--- Begin ---

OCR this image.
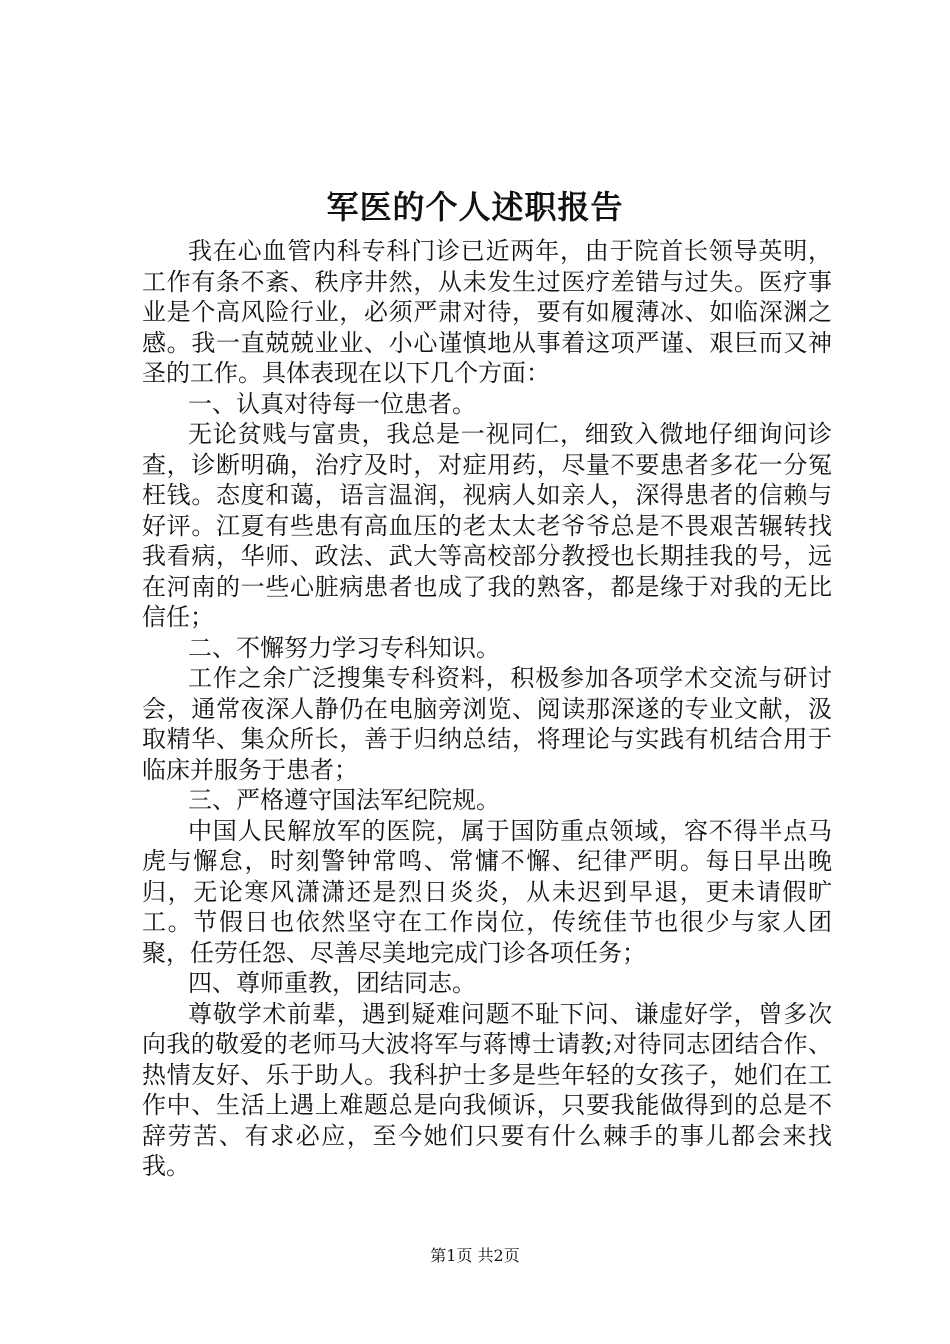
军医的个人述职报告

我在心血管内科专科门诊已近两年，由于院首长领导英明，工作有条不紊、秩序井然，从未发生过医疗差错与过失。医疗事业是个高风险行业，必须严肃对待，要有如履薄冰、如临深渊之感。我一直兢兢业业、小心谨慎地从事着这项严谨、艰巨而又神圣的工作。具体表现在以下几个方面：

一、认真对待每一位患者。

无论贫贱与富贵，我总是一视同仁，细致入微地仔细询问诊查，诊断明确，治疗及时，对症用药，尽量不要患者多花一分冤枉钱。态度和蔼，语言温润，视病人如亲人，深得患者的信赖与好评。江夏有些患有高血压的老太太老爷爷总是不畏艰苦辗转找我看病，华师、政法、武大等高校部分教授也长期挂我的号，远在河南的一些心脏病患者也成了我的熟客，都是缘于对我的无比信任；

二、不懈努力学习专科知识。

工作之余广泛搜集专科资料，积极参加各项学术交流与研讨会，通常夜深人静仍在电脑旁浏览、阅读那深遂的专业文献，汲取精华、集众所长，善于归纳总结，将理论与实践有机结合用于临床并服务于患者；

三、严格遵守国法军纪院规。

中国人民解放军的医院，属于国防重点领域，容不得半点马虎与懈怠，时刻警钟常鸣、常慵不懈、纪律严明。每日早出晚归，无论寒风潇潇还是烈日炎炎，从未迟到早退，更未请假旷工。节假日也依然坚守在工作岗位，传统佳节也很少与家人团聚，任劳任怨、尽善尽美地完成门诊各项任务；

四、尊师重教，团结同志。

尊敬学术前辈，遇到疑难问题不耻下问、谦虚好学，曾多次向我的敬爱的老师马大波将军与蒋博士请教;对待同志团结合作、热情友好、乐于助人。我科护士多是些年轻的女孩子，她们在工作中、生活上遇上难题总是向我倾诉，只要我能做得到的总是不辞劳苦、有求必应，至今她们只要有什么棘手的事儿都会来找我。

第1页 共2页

--- End ---

[Direction]:
Pictures in the records above are left out; print everything else exactly as written.

[Answer to this task]:
OCR this image.
军医的个人述职报告

我在心血管内科专科门诊已近两年，由于院首长领导英明，工作有条不紊、秩序井然，从未发生过医疗差错与过失。医疗事业是个高风险行业，必须严肃对待，要有如履薄冰、如临深渊之感。我一直兢兢业业、小心谨慎地从事着这项严谨、艰巨而又神圣的工作。具体表现在以下几个方面：

一、认真对待每一位患者。

无论贫贱与富贵，我总是一视同仁，细致入微地仔细询问诊查，诊断明确，治疗及时，对症用药，尽量不要患者多花一分冤枉钱。态度和蔼，语言温润，视病人如亲人，深得患者的信赖与好评。江夏有些患有高血压的老太太老爷爷总是不畏艰苦辗转找我看病，华师、政法、武大等高校部分教授也长期挂我的号，远在河南的一些心脏病患者也成了我的熟客，都是缘于对我的无比信任；

二、不懈努力学习专科知识。

工作之余广泛搜集专科资料，积极参加各项学术交流与研讨会，通常夜深人静仍在电脑旁浏览、阅读那深遂的专业文献，汲取精华、集众所长，善于归纳总结，将理论与实践有机结合用于临床并服务于患者；

三、严格遵守国法军纪院规。

中国人民解放军的医院，属于国防重点领域，容不得半点马虎与懈怠，时刻警钟常鸣、常慵不懈、纪律严明。每日早出晚归，无论寒风潇潇还是烈日炎炎，从未迟到早退，更未请假旷工。节假日也依然坚守在工作岗位，传统佳节也很少与家人团聚，任劳任怨、尽善尽美地完成门诊各项任务；

四、尊师重教，团结同志。

尊敬学术前辈，遇到疑难问题不耻下问、谦虚好学，曾多次向我的敬爱的老师马大波将军与蒋博士请教;对待同志团结合作、热情友好、乐于助人。我科护士多是些年轻的女孩子，她们在工作中、生活上遇上难题总是向我倾诉，只要我能做得到的总是不辞劳苦、有求必应，至今她们只要有什么棘手的事儿都会来找我。

第1页 共2页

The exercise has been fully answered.